Figure collection entries
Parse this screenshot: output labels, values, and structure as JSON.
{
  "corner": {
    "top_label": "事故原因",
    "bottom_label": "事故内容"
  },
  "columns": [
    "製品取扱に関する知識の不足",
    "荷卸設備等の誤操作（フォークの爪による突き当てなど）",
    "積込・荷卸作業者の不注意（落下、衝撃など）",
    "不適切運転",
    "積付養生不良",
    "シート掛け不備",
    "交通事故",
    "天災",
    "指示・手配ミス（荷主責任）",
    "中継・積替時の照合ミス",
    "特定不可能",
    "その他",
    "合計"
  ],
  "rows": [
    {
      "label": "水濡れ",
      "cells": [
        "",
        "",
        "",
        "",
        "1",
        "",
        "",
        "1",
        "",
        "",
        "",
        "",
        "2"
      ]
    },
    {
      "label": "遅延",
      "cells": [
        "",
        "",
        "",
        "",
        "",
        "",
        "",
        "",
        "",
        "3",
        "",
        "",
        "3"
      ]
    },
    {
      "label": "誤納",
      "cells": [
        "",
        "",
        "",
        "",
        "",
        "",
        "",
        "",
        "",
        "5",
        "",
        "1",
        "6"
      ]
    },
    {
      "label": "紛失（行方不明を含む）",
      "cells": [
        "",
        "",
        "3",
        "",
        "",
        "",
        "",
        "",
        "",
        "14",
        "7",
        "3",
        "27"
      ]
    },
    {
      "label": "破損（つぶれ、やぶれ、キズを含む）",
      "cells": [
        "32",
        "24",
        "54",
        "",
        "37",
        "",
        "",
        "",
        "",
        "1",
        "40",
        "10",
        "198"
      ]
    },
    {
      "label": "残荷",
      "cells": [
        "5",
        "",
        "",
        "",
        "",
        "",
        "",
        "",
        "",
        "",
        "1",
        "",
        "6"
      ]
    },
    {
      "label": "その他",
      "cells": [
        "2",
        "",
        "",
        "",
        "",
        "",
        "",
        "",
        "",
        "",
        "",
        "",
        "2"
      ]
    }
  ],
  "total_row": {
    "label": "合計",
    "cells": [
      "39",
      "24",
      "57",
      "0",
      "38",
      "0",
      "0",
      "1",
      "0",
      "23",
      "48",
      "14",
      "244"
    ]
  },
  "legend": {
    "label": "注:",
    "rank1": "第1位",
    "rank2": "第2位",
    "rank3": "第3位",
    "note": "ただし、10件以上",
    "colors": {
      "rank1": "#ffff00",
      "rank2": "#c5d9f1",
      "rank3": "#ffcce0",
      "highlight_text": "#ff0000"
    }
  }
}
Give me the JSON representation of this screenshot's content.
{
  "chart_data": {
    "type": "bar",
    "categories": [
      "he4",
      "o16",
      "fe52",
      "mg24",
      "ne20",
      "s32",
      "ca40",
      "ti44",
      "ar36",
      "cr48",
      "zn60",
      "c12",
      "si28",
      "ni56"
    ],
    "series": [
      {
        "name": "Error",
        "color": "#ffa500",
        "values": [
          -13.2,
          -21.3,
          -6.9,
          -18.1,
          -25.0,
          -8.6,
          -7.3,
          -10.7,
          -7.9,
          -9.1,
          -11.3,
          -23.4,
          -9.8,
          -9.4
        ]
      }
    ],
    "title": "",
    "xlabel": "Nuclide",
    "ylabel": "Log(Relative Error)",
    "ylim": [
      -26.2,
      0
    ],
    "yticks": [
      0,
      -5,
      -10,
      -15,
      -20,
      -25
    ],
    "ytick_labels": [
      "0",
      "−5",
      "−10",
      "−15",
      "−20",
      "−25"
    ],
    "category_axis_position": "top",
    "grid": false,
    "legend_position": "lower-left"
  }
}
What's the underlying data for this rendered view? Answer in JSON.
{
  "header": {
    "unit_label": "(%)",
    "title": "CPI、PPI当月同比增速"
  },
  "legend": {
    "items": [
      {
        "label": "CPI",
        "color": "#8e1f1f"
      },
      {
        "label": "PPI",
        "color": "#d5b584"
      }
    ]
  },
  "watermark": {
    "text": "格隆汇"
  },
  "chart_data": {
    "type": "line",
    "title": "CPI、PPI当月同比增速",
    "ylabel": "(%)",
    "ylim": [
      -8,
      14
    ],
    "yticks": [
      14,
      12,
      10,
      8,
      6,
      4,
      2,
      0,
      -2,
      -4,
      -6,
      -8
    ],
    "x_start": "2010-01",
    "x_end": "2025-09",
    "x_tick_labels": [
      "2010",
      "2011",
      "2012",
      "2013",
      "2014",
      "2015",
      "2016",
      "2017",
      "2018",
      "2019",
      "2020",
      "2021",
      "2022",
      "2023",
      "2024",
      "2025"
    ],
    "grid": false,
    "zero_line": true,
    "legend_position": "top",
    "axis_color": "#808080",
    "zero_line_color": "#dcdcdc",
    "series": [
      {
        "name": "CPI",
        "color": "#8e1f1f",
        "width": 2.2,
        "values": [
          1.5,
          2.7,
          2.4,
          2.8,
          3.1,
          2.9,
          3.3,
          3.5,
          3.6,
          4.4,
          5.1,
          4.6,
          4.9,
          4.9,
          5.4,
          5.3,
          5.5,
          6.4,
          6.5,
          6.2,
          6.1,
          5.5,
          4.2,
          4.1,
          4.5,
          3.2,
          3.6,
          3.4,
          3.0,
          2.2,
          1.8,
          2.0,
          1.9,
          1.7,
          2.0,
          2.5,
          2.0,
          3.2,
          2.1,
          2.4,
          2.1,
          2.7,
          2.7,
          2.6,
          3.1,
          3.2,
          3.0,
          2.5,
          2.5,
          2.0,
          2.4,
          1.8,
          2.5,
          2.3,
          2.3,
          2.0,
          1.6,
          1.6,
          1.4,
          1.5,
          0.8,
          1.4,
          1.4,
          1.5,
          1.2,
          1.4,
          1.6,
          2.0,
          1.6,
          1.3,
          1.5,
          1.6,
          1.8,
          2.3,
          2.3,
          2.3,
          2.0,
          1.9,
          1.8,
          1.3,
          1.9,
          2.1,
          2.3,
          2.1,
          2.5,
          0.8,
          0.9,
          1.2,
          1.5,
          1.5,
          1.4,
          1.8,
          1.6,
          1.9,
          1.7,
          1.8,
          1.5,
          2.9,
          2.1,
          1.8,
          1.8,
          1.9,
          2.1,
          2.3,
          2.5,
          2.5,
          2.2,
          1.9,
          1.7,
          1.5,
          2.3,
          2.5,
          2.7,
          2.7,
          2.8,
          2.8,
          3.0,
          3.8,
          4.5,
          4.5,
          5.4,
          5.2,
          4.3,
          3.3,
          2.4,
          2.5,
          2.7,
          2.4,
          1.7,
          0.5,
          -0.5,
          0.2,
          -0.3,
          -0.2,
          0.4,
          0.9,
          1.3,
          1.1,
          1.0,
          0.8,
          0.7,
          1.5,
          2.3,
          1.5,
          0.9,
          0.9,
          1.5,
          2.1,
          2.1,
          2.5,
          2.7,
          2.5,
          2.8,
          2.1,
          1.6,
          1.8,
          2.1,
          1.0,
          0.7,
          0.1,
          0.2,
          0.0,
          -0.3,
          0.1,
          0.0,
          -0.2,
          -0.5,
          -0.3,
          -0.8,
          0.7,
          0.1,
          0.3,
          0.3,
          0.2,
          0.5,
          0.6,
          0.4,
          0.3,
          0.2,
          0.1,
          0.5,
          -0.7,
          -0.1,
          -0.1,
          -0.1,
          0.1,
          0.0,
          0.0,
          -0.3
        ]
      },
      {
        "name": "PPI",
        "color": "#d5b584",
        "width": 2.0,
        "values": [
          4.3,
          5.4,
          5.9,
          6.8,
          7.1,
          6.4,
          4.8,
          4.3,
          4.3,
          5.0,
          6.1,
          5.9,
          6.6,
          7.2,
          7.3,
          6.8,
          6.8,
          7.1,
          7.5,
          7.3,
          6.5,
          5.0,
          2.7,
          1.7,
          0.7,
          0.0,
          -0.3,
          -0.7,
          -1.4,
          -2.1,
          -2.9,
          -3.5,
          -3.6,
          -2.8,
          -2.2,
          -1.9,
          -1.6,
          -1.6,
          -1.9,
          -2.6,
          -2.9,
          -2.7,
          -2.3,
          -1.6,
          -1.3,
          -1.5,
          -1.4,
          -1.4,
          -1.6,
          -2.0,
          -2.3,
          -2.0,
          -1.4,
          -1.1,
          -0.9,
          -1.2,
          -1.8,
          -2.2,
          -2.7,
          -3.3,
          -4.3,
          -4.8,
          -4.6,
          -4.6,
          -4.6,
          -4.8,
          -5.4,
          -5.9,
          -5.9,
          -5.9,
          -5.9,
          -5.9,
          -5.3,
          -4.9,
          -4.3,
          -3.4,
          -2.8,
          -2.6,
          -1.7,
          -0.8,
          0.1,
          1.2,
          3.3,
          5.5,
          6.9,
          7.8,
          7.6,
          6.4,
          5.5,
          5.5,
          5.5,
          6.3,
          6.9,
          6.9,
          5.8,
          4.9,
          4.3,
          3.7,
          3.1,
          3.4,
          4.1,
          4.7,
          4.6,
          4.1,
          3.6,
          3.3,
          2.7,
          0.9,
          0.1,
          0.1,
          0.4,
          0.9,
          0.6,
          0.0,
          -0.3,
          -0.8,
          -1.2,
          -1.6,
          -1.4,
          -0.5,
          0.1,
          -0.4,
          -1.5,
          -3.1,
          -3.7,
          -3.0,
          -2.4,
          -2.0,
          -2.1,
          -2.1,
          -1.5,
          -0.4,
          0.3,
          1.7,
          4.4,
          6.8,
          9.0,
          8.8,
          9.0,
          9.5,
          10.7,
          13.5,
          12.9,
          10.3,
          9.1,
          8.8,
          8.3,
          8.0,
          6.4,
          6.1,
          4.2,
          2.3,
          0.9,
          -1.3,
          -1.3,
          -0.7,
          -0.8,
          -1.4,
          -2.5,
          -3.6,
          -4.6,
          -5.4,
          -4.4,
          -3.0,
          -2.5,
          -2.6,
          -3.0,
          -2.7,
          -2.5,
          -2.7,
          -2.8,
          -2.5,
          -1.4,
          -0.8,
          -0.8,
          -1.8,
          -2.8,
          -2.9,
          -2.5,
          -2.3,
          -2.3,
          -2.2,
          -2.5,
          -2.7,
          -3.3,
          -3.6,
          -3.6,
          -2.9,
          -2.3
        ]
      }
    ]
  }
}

Problem statement:
Copy out every line of the data that includes the word "JSON".

Task response:
Parse this screenshot: output labels, values, and structure as JSON.
Give me the JSON representation of this screenshot's content.
What's the underlying data for this rendered view? Answer in JSON.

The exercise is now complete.